──────── DATA FOR PROCESSING

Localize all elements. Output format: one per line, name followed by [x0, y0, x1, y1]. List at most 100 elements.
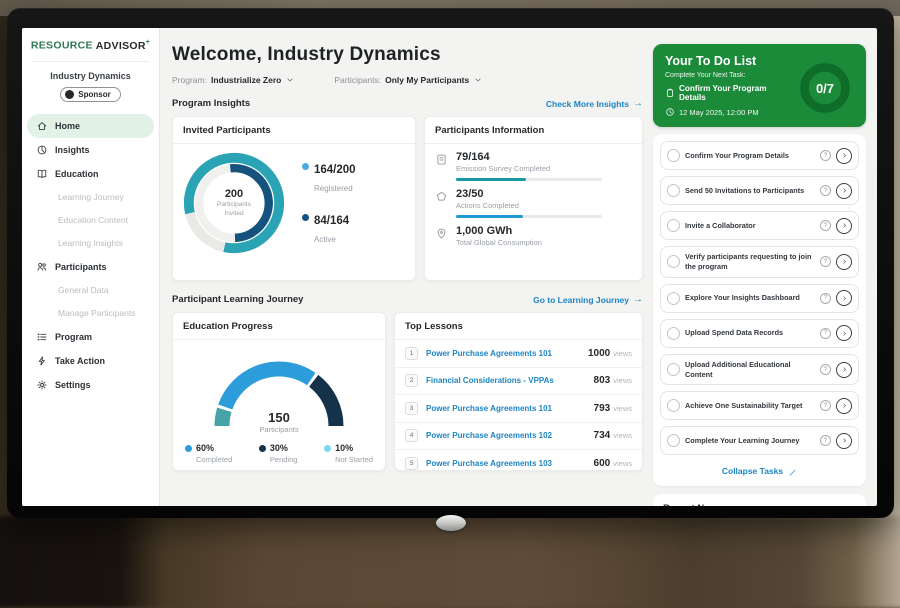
- todo-task[interactable]: Invite a Collaborator?: [660, 211, 859, 240]
- lesson-rank: 2: [405, 374, 418, 388]
- todo-task[interactable]: Confirm Your Program Details?: [660, 141, 859, 170]
- lesson-views: 793: [593, 402, 611, 414]
- arrow-right-icon: →: [633, 98, 643, 109]
- card-title: Invited Participants: [173, 117, 415, 144]
- todo-task[interactable]: Verify participants requesting to join t…: [660, 246, 859, 278]
- help-icon[interactable]: ?: [820, 400, 831, 412]
- legend-dot: [302, 162, 309, 170]
- lesson-rank: 5: [405, 456, 418, 470]
- gauge-legend-item: 30% Pending: [258, 443, 297, 464]
- todo-ring-svg: [800, 63, 850, 113]
- task-checkbox[interactable]: [667, 149, 680, 162]
- task-checkbox[interactable]: [667, 184, 680, 197]
- sidebar-item-insights[interactable]: Insights: [22, 138, 159, 162]
- help-icon[interactable]: ?: [820, 150, 831, 161]
- main-area: Welcome, Industry Dynamics Program: Indu…: [160, 28, 877, 506]
- task-chevron-button[interactable]: [836, 253, 852, 270]
- task-checkbox[interactable]: [667, 291, 680, 305]
- task-checkbox[interactable]: [667, 363, 680, 377]
- sidebar-item-participants[interactable]: Participants: [22, 255, 159, 279]
- task-checkbox[interactable]: [667, 255, 680, 269]
- learning-journey-header: Participant Learning Journey Go to Learn…: [172, 294, 643, 305]
- chevron-right-icon: [841, 187, 848, 194]
- legend-label: Active: [314, 234, 336, 244]
- task-checkbox[interactable]: [667, 326, 680, 340]
- filter-value: Only My Participants: [385, 75, 470, 85]
- clipboard-icon: [665, 88, 675, 98]
- task-checkbox[interactable]: [667, 399, 680, 413]
- todo-task[interactable]: Send 50 Invitations to Participants?: [660, 176, 859, 205]
- todo-task[interactable]: Upload Additional Educational Content?: [660, 353, 859, 386]
- sidebar: RESOURCE ADVISOR+ Industry Dynamics Spons…: [22, 28, 160, 506]
- task-chevron-button[interactable]: [836, 217, 852, 234]
- lesson-link[interactable]: Power Purchase Agreements 101: [426, 403, 552, 413]
- chevron-right-icon: [841, 152, 848, 159]
- todo-task[interactable]: Achieve One Sustainability Target?: [660, 391, 859, 421]
- lesson-link[interactable]: Power Purchase Agreements 103: [426, 458, 552, 468]
- card-title: Participants Information: [425, 117, 642, 144]
- todo-task[interactable]: Upload Spend Data Records?: [660, 318, 859, 348]
- sidebar-item-general-data[interactable]: General Data: [22, 279, 159, 302]
- help-icon[interactable]: ?: [820, 364, 831, 376]
- todo-subtitle: Complete Your Next Task:: [665, 72, 746, 79]
- sidebar-item-education-content[interactable]: Education Content: [22, 209, 159, 232]
- metric-value: 79/164: [456, 151, 490, 163]
- invited-donut-chart: 200 Participants Invited: [179, 148, 289, 258]
- pin-icon: [435, 227, 448, 240]
- take-action-icon: [36, 355, 48, 367]
- legend-dot: [302, 213, 309, 221]
- sidebar-item-home[interactable]: Home: [27, 113, 154, 138]
- collapse-tasks-link[interactable]: Collapse Tasks: [660, 461, 859, 483]
- program-filter[interactable]: Program: Industrialize Zero: [172, 75, 294, 85]
- views-suffix: views: [613, 403, 632, 413]
- task-chevron-button[interactable]: [836, 290, 852, 307]
- task-chevron-button[interactable]: [836, 147, 852, 164]
- gauge-legend-item: 60% Completed: [185, 443, 232, 464]
- go-to-learning-journey-link[interactable]: Go to Learning Journey →: [533, 294, 643, 305]
- sponsor-badge: Sponsor: [60, 86, 121, 102]
- insights-cards-row: Invited Participants 200 Participants In…: [172, 116, 643, 281]
- views-suffix: views: [613, 431, 632, 441]
- todo-task[interactable]: Explore Your Insights Dashboard?: [660, 283, 859, 313]
- arrow-right-icon: →: [633, 294, 643, 305]
- help-icon[interactable]: ?: [820, 220, 831, 231]
- task-checkbox[interactable]: [667, 219, 680, 232]
- top-lessons-card: Top Lessons 1 Power Purchase Agreements 1…: [394, 312, 643, 471]
- task-chevron-button[interactable]: [836, 397, 852, 414]
- check-more-insights-link[interactable]: Check More Insights →: [546, 98, 643, 109]
- sidebar-item-education[interactable]: Education: [22, 162, 159, 186]
- help-icon[interactable]: ?: [820, 327, 831, 339]
- task-chevron-button[interactable]: [836, 361, 852, 378]
- help-icon[interactable]: ?: [820, 256, 831, 268]
- legend-label: Not Started: [335, 455, 373, 464]
- sidebar-item-learning-insights[interactable]: Learning Insights: [22, 232, 159, 255]
- invited-body: 200 Participants Invited 164/200 Register…: [173, 144, 415, 262]
- help-icon[interactable]: ?: [820, 435, 831, 447]
- lesson-link[interactable]: Power Purchase Agreements 102: [426, 431, 552, 441]
- chevron-right-icon: [841, 437, 848, 444]
- brand-plus: +: [145, 39, 151, 46]
- task-label: Verify participants requesting to join t…: [685, 252, 812, 271]
- task-chevron-button[interactable]: [836, 325, 852, 342]
- participants-info-row: 23/50 Actions Completed: [435, 188, 632, 218]
- task-checkbox[interactable]: [667, 434, 680, 448]
- nav-label: Manage Participants: [58, 308, 136, 318]
- task-chevron-button[interactable]: [836, 182, 852, 199]
- sidebar-item-learning-journey[interactable]: Learning Journey: [22, 186, 159, 209]
- program-icon: [36, 331, 48, 343]
- help-icon[interactable]: ?: [820, 185, 831, 196]
- sidebar-item-settings[interactable]: Settings: [22, 373, 159, 397]
- sidebar-item-manage-participants[interactable]: Manage Participants: [22, 302, 159, 325]
- lesson-link[interactable]: Financial Considerations - VPPAs: [426, 376, 554, 386]
- participants-filter[interactable]: Participants: Only My Participants: [334, 75, 482, 85]
- task-label: Complete Your Learning Journey: [685, 435, 800, 445]
- task-chevron-button[interactable]: [836, 432, 852, 449]
- help-icon[interactable]: ?: [820, 292, 831, 304]
- legend-value: 30%: [269, 443, 288, 453]
- lesson-link[interactable]: Power Purchase Agreements 101: [426, 348, 552, 358]
- sidebar-item-program[interactable]: Program: [22, 325, 159, 349]
- todo-task[interactable]: Complete Your Learning Journey?: [660, 426, 859, 456]
- sidebar-item-take-action[interactable]: Take Action: [22, 349, 159, 373]
- legend-value: 10%: [335, 443, 354, 453]
- todo-column: Your To Do List Complete Your Next Task:…: [653, 28, 866, 506]
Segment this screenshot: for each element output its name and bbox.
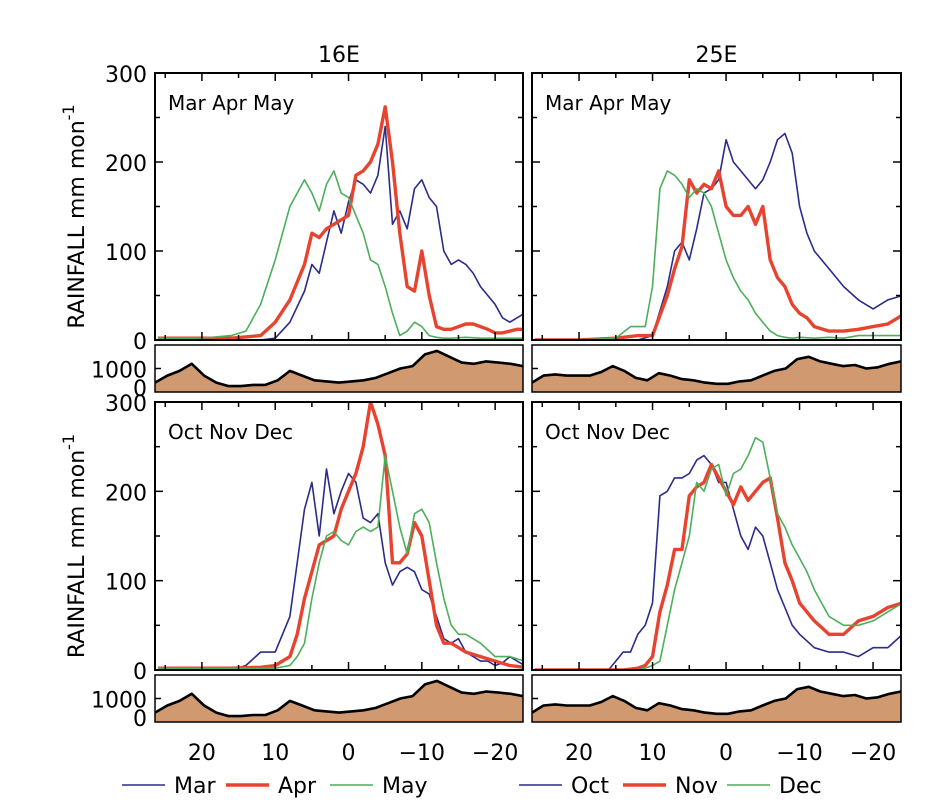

────────────────

TASK OBJECTIVE: Tally the lines of the records above that contain the string "Only", matching case exactly. Reply with the number alone.

OUTPUT BELOW: 2